(Beginning of Provided passage)

The Nyhamna Gas Plant is a large and significant natural-gas processing plant in Aukra, Møre og Romsdal, Norway. As of January 2018, Norway was the world's third-largest natural gas exporter, after Russia and Qatar.

History
Construction of the plant began around 2005, and was expected to cost about , including the extremely long undersea pipeline. The gas plant was built for the Ormen Lange gas field, named after a ship of a Viking king. The head of the Ormen Lange project was Tom Rotjer. The site was built by Norsk Hydro, with partnership with Royal Dutch Shell, ExxonMobil and Petoro which is owned by the Norwegian government. When being built, the plant was Norway's largest construction project.

In 2005, Norway supplied 15% of the UK's natural gas. Once the gas plant was up and running, 20% of the UK's gas was coming from the Langeled pipeline.  It supplies heat to around 10 million British people.

Shell took over as operator on 1 December 2007.

Statnett built a 180 MW gas power plant in 2008, but it only operated 400 hours in 10 years, and was put up for sale.

Operation
It is situated near Gossa (island) at Nyhamna. Nyhamna has about 3,000 residents.

Langeled pipeline
The Langeled pipeline was built for Norsk Hydro, to begin operation in 2007, via the Sleipner gas field; as it passes through the Sleipner field, it is possible for this gas to be diverted to other countries. The pipeline travels an incredible 745 miles (1,200 km) to the Easington Gas Terminal in Yorkshire, England. The pipeline was built around the clock, 24 hours a day, with the pipeline sections being welded on Acergy's construction ship LB200; it could lay about 4 km a day. It required 1.2 million tonnes of steel. Langeled was the responsibility of Statoil. The pipeline sections for the southern section were assembled at the Bredero Shaw site in Farsund in Southern Norway (Sørlandet). The northern section was assembled at Måløy in Western Norway, and the middle sections were assembled at Sotra in Western Norway.

(End of Provided passage)

▶ _Actions to take_:
1/ Copy the passage about the Nyhamna Gas Plant word for word, from "Shell took over" up to and including "up for sale.".
2/ Continue the text about the Nyhamna Gas Plant from its final sentence.
You don't need the records for this.

(Beginning of Information given)

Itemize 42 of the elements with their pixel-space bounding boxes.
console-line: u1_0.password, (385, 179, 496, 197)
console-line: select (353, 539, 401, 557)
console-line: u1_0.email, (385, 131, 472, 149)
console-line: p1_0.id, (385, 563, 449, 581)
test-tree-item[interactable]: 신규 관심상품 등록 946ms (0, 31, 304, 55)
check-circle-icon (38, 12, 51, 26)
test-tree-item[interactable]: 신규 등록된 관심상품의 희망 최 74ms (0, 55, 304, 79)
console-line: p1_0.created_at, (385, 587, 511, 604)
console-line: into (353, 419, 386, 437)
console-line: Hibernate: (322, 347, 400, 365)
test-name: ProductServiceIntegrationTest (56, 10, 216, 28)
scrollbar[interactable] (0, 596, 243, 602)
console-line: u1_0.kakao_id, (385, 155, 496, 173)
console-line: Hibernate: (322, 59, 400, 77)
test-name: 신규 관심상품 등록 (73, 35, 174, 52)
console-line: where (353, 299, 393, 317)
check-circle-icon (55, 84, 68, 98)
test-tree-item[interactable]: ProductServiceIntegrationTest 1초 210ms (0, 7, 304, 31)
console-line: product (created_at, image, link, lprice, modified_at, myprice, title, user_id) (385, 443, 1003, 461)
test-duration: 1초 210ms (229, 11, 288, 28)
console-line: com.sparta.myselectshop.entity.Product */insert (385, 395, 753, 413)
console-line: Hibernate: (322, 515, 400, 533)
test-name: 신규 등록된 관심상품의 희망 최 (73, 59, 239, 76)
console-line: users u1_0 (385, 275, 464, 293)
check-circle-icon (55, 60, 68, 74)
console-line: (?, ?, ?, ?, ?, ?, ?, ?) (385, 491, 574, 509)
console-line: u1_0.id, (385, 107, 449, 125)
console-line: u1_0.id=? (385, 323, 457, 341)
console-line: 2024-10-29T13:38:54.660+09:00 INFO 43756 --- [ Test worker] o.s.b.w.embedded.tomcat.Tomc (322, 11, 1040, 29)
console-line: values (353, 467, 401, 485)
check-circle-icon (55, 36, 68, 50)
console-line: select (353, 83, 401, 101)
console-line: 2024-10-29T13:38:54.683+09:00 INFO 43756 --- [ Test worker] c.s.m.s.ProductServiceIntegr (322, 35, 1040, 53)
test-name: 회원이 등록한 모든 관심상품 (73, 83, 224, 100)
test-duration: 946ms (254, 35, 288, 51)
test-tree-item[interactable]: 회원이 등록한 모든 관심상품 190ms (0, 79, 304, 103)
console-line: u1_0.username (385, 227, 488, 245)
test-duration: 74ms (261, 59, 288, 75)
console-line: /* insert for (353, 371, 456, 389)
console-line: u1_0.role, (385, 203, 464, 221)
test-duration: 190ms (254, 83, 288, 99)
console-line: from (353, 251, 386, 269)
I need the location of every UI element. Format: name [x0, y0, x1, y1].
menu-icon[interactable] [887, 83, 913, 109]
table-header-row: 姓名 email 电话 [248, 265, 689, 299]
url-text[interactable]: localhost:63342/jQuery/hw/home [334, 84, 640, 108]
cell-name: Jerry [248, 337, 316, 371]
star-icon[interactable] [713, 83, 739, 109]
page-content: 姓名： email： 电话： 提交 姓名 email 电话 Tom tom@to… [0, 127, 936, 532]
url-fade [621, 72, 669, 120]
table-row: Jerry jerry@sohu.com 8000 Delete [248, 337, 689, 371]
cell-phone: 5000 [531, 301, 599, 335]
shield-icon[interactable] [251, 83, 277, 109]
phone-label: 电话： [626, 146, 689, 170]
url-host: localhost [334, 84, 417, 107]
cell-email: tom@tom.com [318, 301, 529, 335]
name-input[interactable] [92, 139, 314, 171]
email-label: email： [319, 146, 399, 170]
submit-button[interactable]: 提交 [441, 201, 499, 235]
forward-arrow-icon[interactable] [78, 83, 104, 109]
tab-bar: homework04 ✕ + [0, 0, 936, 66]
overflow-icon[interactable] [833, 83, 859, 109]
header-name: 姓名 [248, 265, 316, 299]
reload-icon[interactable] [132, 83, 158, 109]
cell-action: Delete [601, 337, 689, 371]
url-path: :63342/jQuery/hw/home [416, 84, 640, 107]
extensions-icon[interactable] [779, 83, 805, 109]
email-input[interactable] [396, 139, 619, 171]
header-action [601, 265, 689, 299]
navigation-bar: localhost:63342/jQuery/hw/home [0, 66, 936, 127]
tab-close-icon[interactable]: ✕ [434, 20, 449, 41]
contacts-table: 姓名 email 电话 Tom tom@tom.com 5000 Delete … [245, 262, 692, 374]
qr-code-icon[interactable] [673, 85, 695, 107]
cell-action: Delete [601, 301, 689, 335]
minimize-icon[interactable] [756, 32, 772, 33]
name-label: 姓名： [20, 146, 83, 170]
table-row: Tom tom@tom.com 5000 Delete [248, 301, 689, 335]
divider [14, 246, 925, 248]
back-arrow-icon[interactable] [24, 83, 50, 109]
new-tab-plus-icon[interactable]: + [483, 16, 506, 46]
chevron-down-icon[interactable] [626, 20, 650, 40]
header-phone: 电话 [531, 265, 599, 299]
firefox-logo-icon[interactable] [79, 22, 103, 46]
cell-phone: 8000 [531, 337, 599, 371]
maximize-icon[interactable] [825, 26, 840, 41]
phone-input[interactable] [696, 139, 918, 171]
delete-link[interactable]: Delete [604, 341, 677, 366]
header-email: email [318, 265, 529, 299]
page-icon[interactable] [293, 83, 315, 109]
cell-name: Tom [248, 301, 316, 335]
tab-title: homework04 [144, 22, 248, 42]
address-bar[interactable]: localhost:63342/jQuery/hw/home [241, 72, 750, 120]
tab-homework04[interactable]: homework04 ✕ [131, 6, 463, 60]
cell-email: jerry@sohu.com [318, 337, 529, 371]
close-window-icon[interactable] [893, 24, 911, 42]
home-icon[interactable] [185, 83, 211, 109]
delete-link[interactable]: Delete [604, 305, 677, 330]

(End of Information given)

▶ _Outputs for the tasks_:
1/
Shell took over as operator on 1 December 2007.

Statnett built a 180 MW gas power plant in 2008, but it only operated 400 hours in 10 years, and was put up for sale.

2/
From Nyhamna to Sleipner, the pipeline is 42 inches diameter, and from Sleipner to Easington it is 44 inches diameter. The section from Sleipner to Easington became operational on Sunday 1 October 2006. The project for the pipeline had begun in October 2004.

Gas fields

Ormen Lange
Ormen Lange is around 65 miles west of the gas plant. The field was discovered by Norsk Hydro in 1997. The wells were drilled by the ship West Navigator. The operation of Ormen Lange was owned 18% by Norsk Hydro, 17% by Norske Shell, 36% by Petoro, 10% by Statoil, 10% by Dansk Olie og Naturgas, and 7% by ExxonMobil (Esso). Ormen Lange is Norway's second largest gas field.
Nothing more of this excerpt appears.